[Begin]

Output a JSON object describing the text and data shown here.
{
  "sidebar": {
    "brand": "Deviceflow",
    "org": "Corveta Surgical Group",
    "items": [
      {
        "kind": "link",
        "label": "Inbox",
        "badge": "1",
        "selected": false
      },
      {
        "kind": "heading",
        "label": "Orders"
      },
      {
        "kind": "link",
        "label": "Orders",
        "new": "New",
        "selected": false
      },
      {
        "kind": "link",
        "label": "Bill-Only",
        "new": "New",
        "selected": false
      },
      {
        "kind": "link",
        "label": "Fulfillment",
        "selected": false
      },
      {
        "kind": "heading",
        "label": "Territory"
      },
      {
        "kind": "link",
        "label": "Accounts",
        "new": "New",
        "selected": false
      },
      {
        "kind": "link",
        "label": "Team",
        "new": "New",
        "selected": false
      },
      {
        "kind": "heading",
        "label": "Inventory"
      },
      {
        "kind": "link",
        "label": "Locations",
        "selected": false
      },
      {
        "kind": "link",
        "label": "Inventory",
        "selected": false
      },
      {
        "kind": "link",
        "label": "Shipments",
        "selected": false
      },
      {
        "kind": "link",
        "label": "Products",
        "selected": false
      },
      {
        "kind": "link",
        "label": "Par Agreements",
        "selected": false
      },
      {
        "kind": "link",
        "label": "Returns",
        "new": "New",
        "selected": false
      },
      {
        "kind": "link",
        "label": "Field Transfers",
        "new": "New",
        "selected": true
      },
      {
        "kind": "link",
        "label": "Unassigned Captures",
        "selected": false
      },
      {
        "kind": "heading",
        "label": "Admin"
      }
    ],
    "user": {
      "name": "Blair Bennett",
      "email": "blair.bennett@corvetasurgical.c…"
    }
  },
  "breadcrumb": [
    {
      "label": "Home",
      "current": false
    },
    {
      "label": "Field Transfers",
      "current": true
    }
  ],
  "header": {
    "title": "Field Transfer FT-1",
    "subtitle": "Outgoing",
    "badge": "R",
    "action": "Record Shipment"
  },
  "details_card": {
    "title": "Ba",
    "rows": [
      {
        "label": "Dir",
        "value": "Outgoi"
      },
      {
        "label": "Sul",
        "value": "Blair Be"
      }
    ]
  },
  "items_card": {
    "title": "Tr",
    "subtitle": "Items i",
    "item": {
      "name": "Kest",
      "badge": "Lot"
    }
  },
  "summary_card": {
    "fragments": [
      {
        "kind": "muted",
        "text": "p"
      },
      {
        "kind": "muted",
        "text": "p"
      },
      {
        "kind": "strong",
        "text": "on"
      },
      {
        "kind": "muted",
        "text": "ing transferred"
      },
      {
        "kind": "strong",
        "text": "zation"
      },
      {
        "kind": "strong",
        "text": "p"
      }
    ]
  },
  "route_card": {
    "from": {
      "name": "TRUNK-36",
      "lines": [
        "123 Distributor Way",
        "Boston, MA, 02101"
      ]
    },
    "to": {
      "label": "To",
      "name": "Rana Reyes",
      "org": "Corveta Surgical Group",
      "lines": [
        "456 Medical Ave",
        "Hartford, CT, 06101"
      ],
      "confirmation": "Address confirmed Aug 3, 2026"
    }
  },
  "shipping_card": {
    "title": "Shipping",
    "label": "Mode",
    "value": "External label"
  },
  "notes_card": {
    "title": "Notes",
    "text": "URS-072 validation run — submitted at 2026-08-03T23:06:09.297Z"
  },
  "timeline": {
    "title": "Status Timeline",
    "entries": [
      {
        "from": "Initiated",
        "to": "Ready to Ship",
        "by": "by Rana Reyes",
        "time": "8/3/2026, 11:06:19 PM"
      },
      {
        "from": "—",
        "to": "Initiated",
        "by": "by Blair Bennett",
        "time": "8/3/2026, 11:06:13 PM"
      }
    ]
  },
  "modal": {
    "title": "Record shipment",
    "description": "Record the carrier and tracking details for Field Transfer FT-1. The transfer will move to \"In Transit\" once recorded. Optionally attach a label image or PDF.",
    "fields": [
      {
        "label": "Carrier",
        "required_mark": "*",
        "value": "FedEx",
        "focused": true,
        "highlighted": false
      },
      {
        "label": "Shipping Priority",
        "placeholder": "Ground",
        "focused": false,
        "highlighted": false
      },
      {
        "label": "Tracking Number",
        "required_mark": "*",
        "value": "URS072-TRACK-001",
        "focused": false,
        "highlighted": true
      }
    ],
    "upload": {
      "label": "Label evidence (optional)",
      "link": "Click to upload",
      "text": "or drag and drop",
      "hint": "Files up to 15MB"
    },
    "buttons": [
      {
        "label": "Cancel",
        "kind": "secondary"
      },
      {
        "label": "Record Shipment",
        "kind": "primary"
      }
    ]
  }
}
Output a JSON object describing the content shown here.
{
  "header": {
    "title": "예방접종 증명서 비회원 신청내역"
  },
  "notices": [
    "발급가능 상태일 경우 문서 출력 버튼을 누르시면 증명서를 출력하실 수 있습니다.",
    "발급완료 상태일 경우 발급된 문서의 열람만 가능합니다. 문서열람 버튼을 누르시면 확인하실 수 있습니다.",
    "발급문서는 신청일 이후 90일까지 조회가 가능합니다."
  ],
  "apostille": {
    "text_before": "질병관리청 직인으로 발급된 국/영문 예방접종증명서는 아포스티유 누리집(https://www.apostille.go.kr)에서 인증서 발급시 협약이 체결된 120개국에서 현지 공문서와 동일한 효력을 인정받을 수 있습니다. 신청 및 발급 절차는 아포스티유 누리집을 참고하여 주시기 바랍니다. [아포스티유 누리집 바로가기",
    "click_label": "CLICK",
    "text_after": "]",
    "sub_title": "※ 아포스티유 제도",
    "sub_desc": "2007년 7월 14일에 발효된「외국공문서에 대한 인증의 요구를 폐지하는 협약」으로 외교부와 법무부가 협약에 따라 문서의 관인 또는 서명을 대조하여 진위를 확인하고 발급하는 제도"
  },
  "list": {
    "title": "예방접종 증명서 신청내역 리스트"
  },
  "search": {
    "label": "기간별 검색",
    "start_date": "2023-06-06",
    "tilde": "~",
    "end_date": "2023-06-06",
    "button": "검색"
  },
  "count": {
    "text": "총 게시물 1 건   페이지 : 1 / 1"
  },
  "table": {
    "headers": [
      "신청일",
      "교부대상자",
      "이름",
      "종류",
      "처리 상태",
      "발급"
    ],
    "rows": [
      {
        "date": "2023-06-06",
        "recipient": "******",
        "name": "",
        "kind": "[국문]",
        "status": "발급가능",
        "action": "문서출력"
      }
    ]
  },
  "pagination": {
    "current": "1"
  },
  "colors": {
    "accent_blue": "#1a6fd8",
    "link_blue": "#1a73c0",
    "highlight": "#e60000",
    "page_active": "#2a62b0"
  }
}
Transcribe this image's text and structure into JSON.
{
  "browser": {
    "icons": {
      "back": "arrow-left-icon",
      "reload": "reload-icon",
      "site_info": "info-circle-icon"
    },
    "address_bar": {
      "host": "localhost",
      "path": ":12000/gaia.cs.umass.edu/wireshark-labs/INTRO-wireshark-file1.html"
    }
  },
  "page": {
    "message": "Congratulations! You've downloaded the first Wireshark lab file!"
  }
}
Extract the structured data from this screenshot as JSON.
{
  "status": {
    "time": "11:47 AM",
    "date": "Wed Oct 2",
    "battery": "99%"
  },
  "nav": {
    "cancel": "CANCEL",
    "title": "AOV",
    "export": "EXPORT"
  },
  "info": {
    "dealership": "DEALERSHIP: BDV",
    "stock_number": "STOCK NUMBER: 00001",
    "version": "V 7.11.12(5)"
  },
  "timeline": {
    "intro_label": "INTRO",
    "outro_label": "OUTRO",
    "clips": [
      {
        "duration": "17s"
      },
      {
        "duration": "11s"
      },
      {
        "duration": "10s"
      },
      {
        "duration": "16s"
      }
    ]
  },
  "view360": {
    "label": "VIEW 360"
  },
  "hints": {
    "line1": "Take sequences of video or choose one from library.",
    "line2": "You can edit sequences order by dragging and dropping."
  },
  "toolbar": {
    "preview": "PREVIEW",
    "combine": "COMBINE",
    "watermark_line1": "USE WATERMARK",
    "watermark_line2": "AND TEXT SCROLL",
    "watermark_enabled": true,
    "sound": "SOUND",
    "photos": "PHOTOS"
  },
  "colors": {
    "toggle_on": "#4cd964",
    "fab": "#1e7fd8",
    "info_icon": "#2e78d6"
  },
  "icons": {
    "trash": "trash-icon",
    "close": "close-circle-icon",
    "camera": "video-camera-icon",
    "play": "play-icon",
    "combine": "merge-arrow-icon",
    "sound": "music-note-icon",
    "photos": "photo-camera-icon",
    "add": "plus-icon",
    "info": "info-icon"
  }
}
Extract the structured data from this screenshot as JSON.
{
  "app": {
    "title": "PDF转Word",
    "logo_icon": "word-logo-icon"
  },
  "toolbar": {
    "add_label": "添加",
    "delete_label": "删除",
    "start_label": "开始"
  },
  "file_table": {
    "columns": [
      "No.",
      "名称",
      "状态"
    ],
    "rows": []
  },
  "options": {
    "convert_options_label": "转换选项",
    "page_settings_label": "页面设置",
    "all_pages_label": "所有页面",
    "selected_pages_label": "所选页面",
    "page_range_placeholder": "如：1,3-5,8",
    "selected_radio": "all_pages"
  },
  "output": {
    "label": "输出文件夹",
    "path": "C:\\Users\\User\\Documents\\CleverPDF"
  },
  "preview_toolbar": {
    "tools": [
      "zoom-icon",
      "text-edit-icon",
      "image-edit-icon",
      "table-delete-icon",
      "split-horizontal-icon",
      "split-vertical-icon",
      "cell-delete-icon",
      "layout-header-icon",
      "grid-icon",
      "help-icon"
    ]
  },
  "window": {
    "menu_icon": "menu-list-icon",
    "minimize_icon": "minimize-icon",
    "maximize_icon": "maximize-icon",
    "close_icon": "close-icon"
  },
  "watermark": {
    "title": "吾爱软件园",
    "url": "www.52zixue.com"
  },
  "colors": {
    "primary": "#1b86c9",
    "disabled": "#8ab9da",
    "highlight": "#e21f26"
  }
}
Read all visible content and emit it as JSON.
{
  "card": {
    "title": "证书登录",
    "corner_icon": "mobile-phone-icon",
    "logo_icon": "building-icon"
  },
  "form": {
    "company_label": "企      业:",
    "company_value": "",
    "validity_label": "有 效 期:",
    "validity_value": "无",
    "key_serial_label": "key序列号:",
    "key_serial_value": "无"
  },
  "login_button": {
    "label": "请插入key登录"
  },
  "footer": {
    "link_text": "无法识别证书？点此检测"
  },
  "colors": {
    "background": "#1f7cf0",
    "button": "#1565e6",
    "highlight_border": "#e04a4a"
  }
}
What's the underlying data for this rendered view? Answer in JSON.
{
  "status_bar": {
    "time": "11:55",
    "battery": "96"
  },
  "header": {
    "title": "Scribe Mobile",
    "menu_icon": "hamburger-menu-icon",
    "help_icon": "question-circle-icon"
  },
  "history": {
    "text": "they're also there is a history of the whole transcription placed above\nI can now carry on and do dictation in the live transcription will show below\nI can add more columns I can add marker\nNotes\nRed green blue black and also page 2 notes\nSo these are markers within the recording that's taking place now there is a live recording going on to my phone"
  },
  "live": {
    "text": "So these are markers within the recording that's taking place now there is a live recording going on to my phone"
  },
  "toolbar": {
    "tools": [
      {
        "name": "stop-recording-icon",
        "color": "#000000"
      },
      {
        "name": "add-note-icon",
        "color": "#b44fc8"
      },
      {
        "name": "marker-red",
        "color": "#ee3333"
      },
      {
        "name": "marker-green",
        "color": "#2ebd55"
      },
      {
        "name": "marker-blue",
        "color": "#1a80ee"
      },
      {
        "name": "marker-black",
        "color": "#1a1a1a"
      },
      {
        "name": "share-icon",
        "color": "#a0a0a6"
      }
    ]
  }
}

[End]

To do
Reply with one number only: the count of lines in the entries that contain "Group".

Solved exercise
2